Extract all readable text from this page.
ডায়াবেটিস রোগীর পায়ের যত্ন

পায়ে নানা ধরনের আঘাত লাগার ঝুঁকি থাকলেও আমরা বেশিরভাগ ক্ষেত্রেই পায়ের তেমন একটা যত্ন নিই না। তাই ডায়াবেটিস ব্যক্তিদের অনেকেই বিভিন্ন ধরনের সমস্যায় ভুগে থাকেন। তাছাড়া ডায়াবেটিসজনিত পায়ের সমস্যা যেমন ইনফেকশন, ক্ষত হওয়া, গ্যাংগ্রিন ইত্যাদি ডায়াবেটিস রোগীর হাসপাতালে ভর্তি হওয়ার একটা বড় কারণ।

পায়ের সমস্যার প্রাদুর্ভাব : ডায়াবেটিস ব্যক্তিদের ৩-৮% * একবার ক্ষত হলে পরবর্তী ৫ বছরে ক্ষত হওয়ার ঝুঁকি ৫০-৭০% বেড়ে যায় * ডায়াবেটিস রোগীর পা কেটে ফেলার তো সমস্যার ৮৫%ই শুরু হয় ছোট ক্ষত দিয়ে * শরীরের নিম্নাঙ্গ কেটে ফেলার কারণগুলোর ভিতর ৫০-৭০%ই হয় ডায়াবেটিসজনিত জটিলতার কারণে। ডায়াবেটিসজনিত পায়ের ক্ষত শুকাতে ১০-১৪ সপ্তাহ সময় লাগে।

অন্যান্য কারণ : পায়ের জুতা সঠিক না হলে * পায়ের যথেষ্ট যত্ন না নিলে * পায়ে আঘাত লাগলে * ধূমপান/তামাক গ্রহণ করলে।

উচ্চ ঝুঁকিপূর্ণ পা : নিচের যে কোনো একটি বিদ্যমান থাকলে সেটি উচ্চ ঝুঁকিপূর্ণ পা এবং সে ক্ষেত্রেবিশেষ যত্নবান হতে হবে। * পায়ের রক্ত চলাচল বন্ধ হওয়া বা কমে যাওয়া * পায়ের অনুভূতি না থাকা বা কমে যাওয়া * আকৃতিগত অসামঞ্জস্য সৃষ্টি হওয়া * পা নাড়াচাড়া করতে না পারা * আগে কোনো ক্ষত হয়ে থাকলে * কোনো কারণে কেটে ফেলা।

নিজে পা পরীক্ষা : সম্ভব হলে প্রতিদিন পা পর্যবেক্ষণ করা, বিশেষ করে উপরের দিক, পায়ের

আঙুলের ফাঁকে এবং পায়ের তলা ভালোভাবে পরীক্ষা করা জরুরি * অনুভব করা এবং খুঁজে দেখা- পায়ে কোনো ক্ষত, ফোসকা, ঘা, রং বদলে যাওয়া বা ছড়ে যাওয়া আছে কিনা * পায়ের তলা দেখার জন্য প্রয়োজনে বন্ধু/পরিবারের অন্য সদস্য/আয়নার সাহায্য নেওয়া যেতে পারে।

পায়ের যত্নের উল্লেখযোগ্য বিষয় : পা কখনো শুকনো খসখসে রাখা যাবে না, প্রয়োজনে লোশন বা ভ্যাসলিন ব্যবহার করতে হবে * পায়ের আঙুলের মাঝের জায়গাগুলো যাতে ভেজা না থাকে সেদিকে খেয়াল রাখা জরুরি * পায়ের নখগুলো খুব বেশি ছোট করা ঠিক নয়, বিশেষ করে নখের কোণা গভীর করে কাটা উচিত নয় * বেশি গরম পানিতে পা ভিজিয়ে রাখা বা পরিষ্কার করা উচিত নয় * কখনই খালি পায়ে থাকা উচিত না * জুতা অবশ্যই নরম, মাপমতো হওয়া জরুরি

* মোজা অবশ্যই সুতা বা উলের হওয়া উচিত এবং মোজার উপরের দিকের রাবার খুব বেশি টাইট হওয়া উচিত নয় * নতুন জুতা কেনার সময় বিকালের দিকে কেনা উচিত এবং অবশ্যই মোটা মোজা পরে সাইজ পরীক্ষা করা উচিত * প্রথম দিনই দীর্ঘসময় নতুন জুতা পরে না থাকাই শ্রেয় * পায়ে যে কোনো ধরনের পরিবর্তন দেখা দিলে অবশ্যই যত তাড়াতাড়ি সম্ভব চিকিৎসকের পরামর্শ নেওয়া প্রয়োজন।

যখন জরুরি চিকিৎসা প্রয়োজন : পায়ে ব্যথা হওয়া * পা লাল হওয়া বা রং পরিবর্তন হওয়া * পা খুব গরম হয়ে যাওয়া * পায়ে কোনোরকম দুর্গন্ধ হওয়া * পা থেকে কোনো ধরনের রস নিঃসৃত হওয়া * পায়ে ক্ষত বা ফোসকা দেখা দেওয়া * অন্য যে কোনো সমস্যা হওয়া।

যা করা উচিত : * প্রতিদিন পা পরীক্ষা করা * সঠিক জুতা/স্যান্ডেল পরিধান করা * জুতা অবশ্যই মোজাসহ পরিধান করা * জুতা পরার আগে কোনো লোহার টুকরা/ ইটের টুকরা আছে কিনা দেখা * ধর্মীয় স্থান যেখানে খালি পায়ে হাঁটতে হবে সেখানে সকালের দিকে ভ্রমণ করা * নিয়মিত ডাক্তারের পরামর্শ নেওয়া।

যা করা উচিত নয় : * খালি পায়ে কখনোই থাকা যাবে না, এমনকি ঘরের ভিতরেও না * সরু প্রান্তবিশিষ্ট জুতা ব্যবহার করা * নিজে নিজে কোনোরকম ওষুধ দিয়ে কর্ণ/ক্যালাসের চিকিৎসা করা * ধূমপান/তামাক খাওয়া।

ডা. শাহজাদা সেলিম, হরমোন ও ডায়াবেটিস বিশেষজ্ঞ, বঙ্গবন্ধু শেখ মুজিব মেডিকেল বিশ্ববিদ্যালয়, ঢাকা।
|---|
Write the complete data out, exactly as above.

Extract all readable text from this page.
ডায়াবেটিস রোগীর পায়ের যত্ন

পায়ে নানা ধরনের আঘাত লাগার ঝুঁকি থাকলেও আমরা বেশিরভাগ ক্ষেত্রেই পায়ের তেমন একটা যত্ন নিই না। তাই ডায়াবেটিস ব্যক্তিদের অনেকেই বিভিন্ন ধরনের সমস্যায় ভুগে থাকেন। তাছাড়া ডায়াবেটিসজনিত পায়ের সমস্যা যেমন ইনফেকশন, ক্ষত হওয়া, গ্যাংগ্রিন ইত্যাদি ডায়াবেটিস রোগীর হাসপাতালে ভর্তি হওয়ার একটা বড় কারণ।

পায়ের সমস্যার প্রাদুর্ভাব : ডায়াবেটিস ব্যক্তিদের ৩-৮% * একবার ক্ষত হলে পরবর্তী ৫ বছরে ক্ষত হওয়ার ঝুঁকি ৫০-৭০% বেড়ে যায় * ডায়াবেটিস রোগীর পা কেটে ফেলার তো সমস্যার ৮৫%ই শুরু হয় ছোট ক্ষত দিয়ে * শরীরের নিম্নাঙ্গ কেটে ফেলার কারণগুলোর ভিতর ৫০-৭০%ই হয় ডায়াবেটিসজনিত জটিলতার কারণে। ডায়াবেটিসজনিত পায়ের ক্ষত শুকাতে ১০-১৪ সপ্তাহ সময় লাগে।

অন্যান্য কারণ : পায়ের জুতা সঠিক না হলে * পায়ের যথেষ্ট যত্ন না নিলে * পায়ে আঘাত লাগলে * ধূমপান/তামাক গ্রহণ করলে।

উচ্চ ঝুঁকিপূর্ণ পা : নিচের যে কোনো একটি বিদ্যমান থাকলে সেটি উচ্চ ঝুঁকিপূর্ণ পা এবং সে ক্ষেত্রেবিশেষ যত্নবান হতে হবে। * পায়ের রক্ত চলাচল বন্ধ হওয়া বা কমে যাওয়া * পায়ের অনুভূতি না থাকা বা কমে যাওয়া * আকৃতিগত অসামঞ্জস্য সৃষ্টি হওয়া * পা নাড়াচাড়া করতে না পারা * আগে কোনো ক্ষত হয়ে থাকলে * কোনো কারণে কেটে ফেলা।

নিজে পা পরীক্ষা : সম্ভব হলে প্রতিদিন পা পর্যবেক্ষণ করা, বিশেষ করে উপরের দিক, পায়ের

আঙুলের ফাঁকে এবং পায়ের তলা ভালোভাবে পরীক্ষা করা জরুরি * অনুভব করা এবং খুঁজে দেখা- পায়ে কোনো ক্ষত, ফোসকা, ঘা, রং বদলে যাওয়া বা ছড়ে যাওয়া আছে কিনা * পায়ের তলা দেখার জন্য প্রয়োজনে বন্ধু/পরিবারের অন্য সদস্য/আয়নার সাহায্য নেওয়া যেতে পারে।

পায়ের যত্নের উল্লেখযোগ্য বিষয় : পা কখনো শুকনো খসখসে রাখা যাবে না, প্রয়োজনে লোশন বা ভ্যাসলিন ব্যবহার করতে হবে * পায়ের আঙুলের মাঝের জায়গাগুলো যাতে ভেজা না থাকে সেদিকে খেয়াল রাখা জরুরি * পায়ের নখগুলো খুব বেশি ছোট করা ঠিক নয়, বিশেষ করে নখের কোণা গভীর করে কাটা উচিত নয় * বেশি গরম পানিতে পা ভিজিয়ে রাখা বা পরিষ্কার করা উচিত নয় * কখনই খালি পায়ে থাকা উচিত না * জুতা অবশ্যই নরম, মাপমতো হওয়া জরুরি

* মোজা অবশ্যই সুতা বা উলের হওয়া উচিত এবং মোজার উপরের দিকের রাবার খুব বেশি টাইট হওয়া উচিত নয় * নতুন জুতা কেনার সময় বিকালের দিকে কেনা উচিত এবং অবশ্যই মোটা মোজা পরে সাইজ পরীক্ষা করা উচিত * প্রথম দিনই দীর্ঘসময় নতুন জুতা পরে না থাকাই শ্রেয় * পায়ে যে কোনো ধরনের পরিবর্তন দেখা দিলে অবশ্যই যত তাড়াতাড়ি সম্ভব চিকিৎসকের পরামর্শ নেওয়া প্রয়োজন।

যখন জরুরি চিকিৎসা প্রয়োজন : পায়ে ব্যথা হওয়া * পা লাল হওয়া বা রং পরিবর্তন হওয়া * পা খুব গরম হয়ে যাওয়া * পায়ে কোনোরকম দুর্গন্ধ হওয়া * পা থেকে কোনো ধরনের রস নিঃসৃত হওয়া * পায়ে ক্ষত বা ফোসকা দেখা দেওয়া * অন্য যে কোনো সমস্যা হওয়া।

যা করা উচিত : * প্রতিদিন পা পরীক্ষা করা * সঠিক জুতা/স্যান্ডেল পরিধান করা * জুতা অবশ্যই মোজাসহ পরিধান করা * জুতা পরার আগে কোনো লোহার টুকরা/ ইটের টুকরা আছে কিনা দেখা * ধর্মীয় স্থান যেখানে খালি পায়ে হাঁটতে হবে সেখানে সকালের দিকে ভ্রমণ করা * নিয়মিত ডাক্তারের পরামর্শ নেওয়া।

যা করা উচিত নয় : * খালি পায়ে কখনোই থাকা যাবে না, এমনকি ঘরের ভিতরেও না * সরু প্রান্তবিশিষ্ট জুতা ব্যবহার করা * নিজে নিজে কোনোরকম ওষুধ দিয়ে কর্ণ/ক্যালাসের চিকিৎসা করা * ধূমপান/তামাক খাওয়া।

ডা. শাহজাদা সেলিম, হরমোন ও ডায়াবেটিস বিশেষজ্ঞ, বঙ্গবন্ধু শেখ মুজিব মেডিকেল বিশ্ববিদ্যালয়, ঢাকা।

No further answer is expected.